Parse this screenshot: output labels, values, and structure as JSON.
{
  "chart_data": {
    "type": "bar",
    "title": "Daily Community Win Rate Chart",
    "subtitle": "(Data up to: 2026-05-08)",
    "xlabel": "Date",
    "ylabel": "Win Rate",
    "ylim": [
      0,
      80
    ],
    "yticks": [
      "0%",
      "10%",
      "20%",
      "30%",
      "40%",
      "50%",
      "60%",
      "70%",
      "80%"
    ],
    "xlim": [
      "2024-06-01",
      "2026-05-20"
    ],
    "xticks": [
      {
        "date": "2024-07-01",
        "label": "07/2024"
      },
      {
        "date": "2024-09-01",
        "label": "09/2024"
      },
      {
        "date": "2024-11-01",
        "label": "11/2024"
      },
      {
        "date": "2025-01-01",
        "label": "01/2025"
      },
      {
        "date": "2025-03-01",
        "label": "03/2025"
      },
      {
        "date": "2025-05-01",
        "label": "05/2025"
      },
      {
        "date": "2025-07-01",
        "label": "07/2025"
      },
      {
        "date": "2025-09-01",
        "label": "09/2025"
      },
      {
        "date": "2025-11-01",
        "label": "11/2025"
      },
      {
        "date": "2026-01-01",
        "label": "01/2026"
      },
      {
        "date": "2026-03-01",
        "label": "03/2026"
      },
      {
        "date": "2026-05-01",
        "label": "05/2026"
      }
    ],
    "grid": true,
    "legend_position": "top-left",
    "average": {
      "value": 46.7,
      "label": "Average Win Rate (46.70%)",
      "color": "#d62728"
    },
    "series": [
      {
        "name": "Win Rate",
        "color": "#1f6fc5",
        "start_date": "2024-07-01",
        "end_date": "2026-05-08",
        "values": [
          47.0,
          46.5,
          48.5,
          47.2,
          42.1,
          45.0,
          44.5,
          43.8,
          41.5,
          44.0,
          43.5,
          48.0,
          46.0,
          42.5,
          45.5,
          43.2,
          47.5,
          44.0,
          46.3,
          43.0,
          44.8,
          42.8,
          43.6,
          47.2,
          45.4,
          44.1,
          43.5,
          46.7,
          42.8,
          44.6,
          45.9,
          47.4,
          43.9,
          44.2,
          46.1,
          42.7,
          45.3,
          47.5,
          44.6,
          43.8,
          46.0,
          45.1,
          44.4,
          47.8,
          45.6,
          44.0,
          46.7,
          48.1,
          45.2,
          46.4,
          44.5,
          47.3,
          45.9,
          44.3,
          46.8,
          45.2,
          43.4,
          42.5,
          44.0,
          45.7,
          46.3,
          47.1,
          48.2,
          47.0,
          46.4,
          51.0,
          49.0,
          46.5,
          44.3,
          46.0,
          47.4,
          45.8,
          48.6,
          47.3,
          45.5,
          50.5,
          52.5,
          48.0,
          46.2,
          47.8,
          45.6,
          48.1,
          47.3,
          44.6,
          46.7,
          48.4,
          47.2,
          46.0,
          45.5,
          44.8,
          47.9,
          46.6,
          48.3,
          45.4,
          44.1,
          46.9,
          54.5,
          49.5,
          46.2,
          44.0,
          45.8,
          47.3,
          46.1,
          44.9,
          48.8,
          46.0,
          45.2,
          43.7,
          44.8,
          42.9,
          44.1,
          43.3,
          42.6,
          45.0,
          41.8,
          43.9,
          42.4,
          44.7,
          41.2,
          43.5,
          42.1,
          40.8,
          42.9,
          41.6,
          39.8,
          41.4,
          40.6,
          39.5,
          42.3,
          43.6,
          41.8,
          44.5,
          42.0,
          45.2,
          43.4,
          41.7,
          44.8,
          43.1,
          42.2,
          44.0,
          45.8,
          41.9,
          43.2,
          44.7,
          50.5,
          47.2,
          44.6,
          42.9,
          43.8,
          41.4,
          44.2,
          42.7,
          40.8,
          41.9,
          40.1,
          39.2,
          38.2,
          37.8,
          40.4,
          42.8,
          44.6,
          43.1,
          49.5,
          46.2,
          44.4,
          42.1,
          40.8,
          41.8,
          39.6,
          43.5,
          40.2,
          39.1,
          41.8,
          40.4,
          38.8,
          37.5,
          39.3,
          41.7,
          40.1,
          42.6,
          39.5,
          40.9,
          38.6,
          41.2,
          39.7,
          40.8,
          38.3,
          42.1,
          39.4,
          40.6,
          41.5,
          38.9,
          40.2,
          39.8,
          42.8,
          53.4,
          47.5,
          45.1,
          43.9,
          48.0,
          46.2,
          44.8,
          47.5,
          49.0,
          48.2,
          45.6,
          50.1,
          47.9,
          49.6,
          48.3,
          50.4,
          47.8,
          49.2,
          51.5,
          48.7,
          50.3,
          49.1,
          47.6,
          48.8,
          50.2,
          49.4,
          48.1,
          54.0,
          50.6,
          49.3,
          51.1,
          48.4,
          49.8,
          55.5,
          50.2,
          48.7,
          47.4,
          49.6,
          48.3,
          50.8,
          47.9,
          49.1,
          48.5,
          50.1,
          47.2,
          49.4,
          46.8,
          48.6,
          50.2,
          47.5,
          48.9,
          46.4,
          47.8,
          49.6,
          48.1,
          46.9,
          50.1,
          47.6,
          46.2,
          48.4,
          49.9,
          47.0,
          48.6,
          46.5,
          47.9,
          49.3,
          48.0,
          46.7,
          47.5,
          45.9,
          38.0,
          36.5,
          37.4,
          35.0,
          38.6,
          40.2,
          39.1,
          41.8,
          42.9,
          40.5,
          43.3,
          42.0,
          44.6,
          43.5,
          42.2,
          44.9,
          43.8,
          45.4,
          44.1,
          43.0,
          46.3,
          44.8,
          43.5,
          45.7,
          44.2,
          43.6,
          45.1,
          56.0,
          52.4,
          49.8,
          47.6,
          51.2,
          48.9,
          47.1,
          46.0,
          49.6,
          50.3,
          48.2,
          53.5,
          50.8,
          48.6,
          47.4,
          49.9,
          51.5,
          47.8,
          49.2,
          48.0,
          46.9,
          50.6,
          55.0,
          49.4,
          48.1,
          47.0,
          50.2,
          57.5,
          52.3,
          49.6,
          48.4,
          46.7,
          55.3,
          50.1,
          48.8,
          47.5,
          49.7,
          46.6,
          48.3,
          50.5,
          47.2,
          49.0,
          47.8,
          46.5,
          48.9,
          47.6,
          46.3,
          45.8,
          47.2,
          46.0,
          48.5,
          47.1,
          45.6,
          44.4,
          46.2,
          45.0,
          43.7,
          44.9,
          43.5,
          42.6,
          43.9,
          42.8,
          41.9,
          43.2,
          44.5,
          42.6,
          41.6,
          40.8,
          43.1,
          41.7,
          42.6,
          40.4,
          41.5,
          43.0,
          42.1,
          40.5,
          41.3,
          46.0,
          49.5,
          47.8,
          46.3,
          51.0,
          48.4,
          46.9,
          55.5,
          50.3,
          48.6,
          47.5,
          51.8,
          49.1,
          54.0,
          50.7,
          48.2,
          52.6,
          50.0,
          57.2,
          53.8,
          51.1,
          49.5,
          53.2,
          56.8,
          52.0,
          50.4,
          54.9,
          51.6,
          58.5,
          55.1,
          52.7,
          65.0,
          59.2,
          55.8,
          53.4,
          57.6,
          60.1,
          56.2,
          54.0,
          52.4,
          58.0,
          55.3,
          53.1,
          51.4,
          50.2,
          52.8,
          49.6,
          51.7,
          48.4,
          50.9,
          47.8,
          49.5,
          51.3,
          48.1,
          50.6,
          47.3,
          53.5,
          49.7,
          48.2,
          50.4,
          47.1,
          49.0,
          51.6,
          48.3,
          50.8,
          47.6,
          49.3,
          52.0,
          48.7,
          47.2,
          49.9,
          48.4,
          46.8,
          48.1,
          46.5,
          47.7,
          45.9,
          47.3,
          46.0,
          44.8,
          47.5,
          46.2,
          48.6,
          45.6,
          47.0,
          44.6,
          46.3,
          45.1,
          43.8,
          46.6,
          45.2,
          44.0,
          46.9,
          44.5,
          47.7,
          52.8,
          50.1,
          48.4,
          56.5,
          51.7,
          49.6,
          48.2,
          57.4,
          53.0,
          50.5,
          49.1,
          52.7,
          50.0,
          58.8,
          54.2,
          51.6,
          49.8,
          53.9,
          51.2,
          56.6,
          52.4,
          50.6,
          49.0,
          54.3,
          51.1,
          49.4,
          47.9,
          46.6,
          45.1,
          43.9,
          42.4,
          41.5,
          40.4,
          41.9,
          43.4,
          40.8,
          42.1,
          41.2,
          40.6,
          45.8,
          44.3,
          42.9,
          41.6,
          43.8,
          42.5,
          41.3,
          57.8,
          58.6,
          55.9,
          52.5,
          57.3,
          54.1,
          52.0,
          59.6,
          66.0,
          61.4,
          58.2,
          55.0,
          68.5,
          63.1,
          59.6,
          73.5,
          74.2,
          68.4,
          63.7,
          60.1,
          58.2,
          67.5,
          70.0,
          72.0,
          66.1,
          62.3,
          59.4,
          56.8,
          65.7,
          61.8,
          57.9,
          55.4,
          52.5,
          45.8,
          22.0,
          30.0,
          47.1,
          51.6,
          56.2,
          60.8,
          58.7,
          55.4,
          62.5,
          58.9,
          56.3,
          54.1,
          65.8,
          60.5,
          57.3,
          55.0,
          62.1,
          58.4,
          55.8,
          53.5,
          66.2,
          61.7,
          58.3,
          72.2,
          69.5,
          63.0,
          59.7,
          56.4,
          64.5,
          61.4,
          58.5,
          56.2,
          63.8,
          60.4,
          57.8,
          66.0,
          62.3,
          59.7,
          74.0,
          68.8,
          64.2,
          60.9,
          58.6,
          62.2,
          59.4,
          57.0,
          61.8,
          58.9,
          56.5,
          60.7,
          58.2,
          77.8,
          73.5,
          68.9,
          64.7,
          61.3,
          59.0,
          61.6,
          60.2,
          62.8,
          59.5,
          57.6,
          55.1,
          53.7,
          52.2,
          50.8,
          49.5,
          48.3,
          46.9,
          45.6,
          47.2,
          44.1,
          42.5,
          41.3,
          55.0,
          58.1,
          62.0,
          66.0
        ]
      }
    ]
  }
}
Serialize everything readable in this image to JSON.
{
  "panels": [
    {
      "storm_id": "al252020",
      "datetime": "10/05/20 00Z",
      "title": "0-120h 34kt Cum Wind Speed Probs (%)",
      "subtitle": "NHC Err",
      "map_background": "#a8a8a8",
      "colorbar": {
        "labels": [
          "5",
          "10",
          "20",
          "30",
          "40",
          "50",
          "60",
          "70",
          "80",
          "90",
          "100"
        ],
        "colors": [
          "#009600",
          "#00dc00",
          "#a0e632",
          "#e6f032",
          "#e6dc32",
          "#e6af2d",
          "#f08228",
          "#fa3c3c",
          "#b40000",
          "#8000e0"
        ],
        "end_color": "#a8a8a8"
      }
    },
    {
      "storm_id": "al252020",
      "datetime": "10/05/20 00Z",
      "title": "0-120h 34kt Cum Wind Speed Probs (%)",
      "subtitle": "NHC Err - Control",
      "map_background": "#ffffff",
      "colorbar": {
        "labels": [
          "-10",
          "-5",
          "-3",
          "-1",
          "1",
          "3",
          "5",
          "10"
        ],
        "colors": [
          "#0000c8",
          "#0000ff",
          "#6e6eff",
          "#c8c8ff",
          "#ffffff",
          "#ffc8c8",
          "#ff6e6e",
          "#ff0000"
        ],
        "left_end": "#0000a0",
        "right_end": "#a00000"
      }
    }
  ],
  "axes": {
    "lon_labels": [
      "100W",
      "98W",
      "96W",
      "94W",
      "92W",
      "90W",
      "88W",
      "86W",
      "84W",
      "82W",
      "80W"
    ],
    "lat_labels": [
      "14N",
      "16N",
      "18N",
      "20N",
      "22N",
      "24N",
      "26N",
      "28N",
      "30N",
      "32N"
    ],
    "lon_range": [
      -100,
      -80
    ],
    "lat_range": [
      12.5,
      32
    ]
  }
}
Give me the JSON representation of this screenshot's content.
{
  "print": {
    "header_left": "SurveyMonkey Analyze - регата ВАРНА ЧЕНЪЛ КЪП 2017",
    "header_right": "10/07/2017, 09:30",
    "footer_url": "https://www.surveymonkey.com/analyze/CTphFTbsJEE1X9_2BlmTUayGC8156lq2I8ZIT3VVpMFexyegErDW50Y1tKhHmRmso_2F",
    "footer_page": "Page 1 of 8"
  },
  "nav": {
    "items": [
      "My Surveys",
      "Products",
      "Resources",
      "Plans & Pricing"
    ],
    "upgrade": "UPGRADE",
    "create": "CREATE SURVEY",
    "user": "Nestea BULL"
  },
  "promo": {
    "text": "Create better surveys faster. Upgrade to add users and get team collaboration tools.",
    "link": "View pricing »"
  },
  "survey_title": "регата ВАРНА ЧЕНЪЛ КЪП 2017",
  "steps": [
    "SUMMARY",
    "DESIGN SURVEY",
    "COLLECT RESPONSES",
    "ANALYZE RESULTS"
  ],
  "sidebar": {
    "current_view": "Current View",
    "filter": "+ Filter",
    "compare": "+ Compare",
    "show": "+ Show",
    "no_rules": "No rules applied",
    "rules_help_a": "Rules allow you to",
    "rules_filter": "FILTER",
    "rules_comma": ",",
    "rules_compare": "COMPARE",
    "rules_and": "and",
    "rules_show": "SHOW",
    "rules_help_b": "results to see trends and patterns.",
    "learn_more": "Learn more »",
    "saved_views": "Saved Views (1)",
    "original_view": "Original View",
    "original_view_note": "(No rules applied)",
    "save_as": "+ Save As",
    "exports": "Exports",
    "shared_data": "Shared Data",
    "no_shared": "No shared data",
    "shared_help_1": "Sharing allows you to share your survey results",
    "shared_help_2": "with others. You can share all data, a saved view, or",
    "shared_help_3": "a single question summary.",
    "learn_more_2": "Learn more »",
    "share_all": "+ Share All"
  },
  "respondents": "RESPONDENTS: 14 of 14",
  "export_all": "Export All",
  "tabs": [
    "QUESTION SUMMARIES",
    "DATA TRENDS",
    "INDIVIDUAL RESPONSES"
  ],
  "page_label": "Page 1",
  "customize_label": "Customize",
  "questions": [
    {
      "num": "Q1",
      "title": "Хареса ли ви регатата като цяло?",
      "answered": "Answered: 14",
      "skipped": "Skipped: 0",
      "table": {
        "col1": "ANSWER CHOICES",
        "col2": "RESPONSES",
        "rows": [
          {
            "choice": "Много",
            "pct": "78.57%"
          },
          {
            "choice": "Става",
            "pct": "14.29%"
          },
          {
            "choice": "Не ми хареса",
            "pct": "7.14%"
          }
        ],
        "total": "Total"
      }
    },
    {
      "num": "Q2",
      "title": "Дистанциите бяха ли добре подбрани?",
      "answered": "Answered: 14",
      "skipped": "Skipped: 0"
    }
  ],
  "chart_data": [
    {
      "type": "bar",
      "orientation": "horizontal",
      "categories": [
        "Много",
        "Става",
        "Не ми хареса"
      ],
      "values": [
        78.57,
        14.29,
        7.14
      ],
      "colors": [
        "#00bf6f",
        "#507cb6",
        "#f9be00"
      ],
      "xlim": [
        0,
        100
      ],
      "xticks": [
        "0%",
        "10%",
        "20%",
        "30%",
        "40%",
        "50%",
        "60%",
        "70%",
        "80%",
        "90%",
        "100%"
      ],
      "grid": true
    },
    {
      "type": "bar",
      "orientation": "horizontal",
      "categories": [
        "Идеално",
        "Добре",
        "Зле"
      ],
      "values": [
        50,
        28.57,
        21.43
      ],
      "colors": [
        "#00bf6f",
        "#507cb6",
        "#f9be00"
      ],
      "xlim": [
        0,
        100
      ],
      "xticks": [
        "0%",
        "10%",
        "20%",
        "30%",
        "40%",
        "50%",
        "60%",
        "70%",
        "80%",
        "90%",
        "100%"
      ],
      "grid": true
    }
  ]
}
###
Set problem – Show, from the listing above, each line that contains the word "Skipped".

Response for this exercise –
      "skipped": "Skipped: 0",
      "skipped": "Skipped: 0"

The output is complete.